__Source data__
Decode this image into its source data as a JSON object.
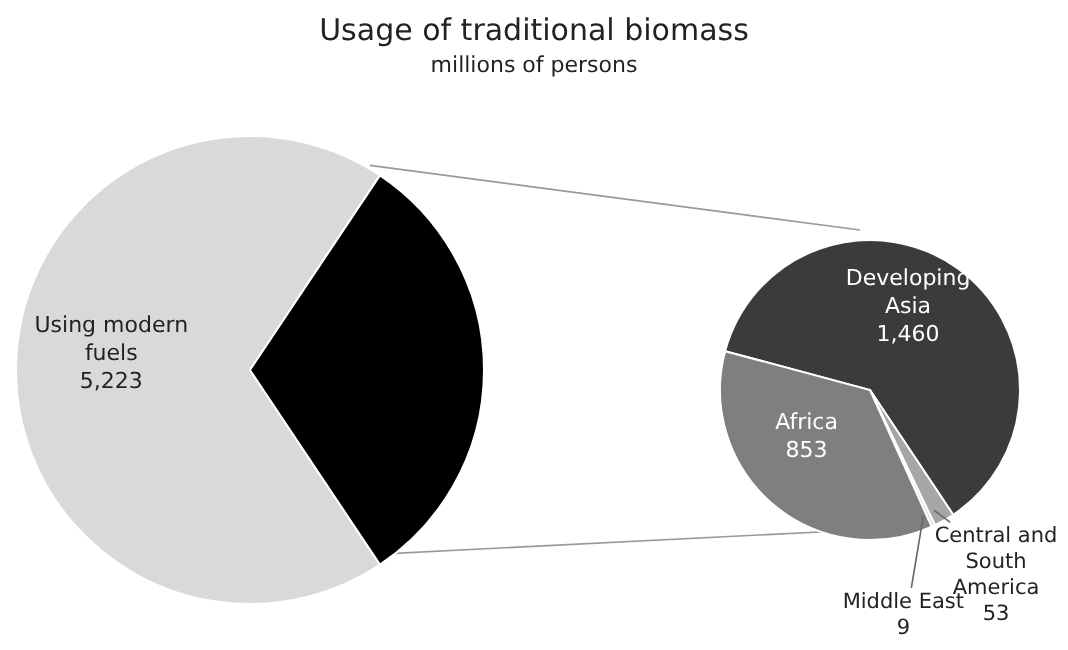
{
  "chart_data": [
    {
      "type": "pie",
      "title": "Usage of traditional biomass",
      "subtitle": "millions of persons",
      "categories": [
        "Using modern fuels",
        null
      ],
      "values": [
        5223,
        2375
      ],
      "colors": [
        "#d9d9d9",
        "#000000"
      ],
      "value_labels": [
        "5,223",
        null
      ]
    },
    {
      "type": "pie",
      "categories": [
        "Developing Asia",
        "Central and South America",
        "Middle East",
        "Africa"
      ],
      "values": [
        1460,
        53,
        9,
        853
      ],
      "colors": [
        "#3b3b3b",
        "#a6a6a6",
        "#dcdcdc",
        "#7f7f7f"
      ],
      "value_labels": [
        "1,460",
        "53",
        "9",
        "853"
      ]
    }
  ]
}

__Exercise requirements__
Each line of the material must be retyped exactly, except that images are omitted.

__Worked solution__
Decode this image into its source data as a JSON object.
{
  "chart_data": [
    {
      "type": "pie",
      "title": "Usage of traditional biomass",
      "subtitle": "millions of persons",
      "categories": [
        "Using modern fuels",
        null
      ],
      "values": [
        5223,
        2375
      ],
      "colors": [
        "#d9d9d9",
        "#000000"
      ],
      "value_labels": [
        "5,223",
        null
      ]
    },
    {
      "type": "pie",
      "categories": [
        "Developing Asia",
        "Central and South America",
        "Middle East",
        "Africa"
      ],
      "values": [
        1460,
        53,
        9,
        853
      ],
      "colors": [
        "#3b3b3b",
        "#a6a6a6",
        "#dcdcdc",
        "#7f7f7f"
      ],
      "value_labels": [
        "1,460",
        "53",
        "9",
        "853"
      ]
    }
  ]
}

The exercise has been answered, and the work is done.